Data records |
※ ※ ※

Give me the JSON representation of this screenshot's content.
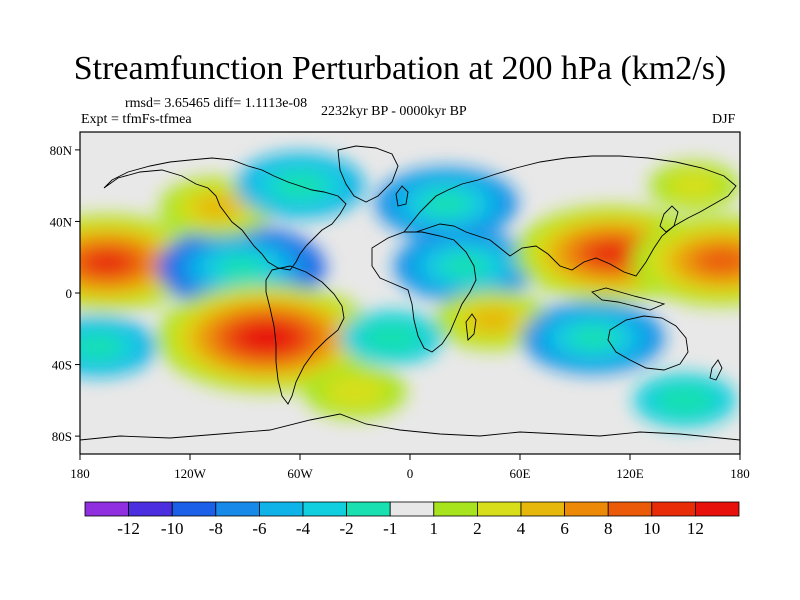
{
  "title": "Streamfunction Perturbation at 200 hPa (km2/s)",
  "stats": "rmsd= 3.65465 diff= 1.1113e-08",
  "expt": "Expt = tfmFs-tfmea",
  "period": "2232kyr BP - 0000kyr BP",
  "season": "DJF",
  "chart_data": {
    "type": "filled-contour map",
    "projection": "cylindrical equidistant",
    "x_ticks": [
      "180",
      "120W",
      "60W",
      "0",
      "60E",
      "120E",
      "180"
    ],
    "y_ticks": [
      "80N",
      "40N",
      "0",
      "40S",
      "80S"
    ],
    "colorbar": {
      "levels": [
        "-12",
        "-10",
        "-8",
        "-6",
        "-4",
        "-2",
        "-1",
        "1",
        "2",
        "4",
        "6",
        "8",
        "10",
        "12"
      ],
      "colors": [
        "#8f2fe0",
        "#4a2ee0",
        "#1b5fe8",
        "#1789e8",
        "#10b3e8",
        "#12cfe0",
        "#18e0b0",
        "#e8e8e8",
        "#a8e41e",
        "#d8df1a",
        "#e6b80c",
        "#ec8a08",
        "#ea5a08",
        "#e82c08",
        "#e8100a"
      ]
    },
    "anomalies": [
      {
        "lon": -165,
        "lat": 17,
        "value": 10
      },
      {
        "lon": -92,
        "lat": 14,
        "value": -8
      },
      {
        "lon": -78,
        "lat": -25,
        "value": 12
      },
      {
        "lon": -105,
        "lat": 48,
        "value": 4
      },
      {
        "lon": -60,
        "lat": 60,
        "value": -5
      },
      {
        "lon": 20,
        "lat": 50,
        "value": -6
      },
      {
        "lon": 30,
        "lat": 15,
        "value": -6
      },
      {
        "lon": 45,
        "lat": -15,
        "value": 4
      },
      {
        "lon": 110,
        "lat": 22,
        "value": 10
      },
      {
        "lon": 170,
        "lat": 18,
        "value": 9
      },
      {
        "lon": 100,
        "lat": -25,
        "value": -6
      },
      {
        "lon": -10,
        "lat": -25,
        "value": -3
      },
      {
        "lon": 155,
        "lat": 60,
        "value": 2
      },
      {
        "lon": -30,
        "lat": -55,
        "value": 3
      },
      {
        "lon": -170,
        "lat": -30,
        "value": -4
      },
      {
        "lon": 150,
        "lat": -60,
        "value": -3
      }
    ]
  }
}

※ ※ ※

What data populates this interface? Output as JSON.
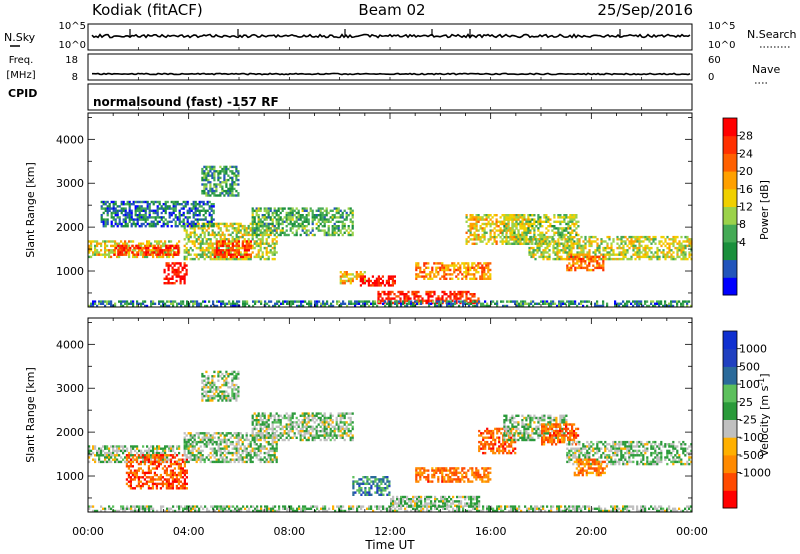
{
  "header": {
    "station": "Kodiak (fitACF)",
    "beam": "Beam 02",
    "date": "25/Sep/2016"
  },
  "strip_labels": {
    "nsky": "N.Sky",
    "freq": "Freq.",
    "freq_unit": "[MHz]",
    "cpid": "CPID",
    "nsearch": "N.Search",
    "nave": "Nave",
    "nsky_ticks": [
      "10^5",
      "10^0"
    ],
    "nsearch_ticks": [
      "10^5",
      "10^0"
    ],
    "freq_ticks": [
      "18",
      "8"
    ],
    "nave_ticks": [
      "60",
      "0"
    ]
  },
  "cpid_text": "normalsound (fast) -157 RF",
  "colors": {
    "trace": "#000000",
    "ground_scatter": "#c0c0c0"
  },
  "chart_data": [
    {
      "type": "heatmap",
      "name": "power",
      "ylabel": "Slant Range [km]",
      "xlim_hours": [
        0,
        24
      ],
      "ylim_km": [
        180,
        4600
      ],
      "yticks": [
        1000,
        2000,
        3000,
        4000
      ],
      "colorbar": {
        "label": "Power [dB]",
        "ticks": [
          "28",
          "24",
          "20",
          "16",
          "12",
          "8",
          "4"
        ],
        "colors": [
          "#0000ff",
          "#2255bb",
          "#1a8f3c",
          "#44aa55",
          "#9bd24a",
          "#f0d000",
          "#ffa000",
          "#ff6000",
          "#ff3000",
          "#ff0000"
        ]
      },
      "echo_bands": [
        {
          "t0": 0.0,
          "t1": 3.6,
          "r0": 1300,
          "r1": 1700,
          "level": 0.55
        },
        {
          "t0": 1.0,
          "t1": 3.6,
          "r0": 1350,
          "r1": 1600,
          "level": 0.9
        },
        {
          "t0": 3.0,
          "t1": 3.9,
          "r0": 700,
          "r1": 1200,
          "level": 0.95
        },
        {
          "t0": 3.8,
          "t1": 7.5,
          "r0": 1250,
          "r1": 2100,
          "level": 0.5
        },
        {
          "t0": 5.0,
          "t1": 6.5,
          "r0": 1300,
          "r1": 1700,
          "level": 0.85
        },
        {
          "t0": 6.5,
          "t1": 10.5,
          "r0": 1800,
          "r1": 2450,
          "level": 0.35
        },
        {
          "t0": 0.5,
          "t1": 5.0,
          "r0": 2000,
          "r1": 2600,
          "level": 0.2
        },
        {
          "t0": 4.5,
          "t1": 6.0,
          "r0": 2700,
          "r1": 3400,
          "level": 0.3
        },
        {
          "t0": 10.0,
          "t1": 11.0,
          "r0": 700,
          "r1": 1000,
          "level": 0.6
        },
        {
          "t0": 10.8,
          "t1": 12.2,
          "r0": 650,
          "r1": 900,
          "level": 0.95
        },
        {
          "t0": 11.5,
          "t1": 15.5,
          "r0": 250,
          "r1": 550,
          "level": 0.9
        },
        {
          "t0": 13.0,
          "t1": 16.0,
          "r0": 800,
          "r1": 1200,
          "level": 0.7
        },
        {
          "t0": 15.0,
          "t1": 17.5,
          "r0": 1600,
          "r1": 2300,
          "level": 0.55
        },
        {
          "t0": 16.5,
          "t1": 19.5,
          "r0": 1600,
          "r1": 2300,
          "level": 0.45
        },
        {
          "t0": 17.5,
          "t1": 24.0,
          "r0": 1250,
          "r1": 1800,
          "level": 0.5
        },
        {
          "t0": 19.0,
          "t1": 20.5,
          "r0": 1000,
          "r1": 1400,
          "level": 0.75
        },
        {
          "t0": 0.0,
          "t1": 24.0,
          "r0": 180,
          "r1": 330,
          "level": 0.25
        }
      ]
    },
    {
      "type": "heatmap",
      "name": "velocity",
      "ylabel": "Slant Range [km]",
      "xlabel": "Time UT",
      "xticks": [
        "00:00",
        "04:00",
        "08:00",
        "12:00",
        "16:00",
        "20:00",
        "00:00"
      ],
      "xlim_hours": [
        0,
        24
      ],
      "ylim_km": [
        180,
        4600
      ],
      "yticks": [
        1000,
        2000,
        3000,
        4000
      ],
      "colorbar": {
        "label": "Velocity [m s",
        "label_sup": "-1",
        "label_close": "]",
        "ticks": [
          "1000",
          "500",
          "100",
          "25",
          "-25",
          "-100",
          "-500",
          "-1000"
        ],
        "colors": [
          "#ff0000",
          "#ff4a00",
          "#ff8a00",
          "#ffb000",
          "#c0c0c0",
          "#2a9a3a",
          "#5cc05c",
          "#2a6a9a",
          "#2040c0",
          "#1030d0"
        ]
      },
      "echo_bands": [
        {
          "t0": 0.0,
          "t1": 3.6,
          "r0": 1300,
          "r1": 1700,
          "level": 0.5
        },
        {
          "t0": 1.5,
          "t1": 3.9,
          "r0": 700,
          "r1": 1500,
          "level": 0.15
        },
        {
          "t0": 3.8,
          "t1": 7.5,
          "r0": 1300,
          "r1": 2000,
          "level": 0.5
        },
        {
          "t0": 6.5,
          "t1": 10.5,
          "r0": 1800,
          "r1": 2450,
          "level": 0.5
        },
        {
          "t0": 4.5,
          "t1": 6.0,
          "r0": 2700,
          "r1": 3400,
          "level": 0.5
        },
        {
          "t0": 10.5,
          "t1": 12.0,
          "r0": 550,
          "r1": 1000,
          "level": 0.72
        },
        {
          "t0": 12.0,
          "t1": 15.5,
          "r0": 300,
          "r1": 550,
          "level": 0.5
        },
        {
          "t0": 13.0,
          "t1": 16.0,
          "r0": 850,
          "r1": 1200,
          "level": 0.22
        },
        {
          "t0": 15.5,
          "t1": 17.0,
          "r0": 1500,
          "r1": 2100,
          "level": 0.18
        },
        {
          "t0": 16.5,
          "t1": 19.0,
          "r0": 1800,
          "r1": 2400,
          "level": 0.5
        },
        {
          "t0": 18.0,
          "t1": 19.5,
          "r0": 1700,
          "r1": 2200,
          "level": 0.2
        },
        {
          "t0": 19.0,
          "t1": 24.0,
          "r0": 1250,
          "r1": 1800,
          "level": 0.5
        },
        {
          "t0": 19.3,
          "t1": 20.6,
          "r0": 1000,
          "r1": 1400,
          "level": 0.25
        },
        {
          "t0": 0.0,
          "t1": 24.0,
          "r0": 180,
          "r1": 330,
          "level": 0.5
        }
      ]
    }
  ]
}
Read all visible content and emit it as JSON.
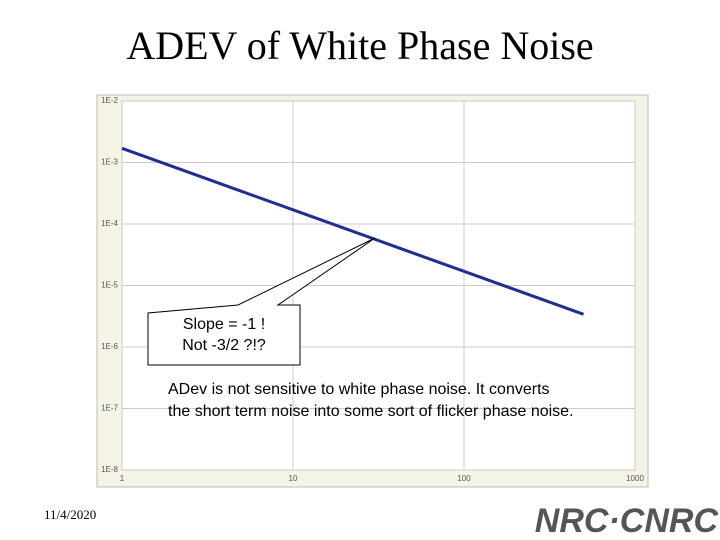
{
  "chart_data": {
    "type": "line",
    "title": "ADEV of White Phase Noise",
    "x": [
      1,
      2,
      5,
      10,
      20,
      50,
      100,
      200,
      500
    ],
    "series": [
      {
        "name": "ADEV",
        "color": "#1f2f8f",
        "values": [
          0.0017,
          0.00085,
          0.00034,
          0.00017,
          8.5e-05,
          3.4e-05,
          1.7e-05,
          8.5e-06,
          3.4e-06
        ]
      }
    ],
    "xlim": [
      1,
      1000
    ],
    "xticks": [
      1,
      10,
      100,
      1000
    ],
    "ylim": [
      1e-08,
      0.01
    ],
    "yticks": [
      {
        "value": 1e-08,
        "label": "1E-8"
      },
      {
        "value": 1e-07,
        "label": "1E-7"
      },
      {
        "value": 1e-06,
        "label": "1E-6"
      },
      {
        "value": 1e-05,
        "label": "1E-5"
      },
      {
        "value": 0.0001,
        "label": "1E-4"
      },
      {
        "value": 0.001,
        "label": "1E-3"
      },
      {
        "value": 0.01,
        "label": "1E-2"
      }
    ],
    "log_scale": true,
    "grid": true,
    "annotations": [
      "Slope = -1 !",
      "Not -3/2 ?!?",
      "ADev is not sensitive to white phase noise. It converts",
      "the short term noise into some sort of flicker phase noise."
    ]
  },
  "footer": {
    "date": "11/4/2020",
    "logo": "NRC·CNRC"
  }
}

※ ※ ※

DIRECTIONS FOR THIS TASK | Report only the number of lines in the data above that contain "content".

WRITTEN ANSWER | 2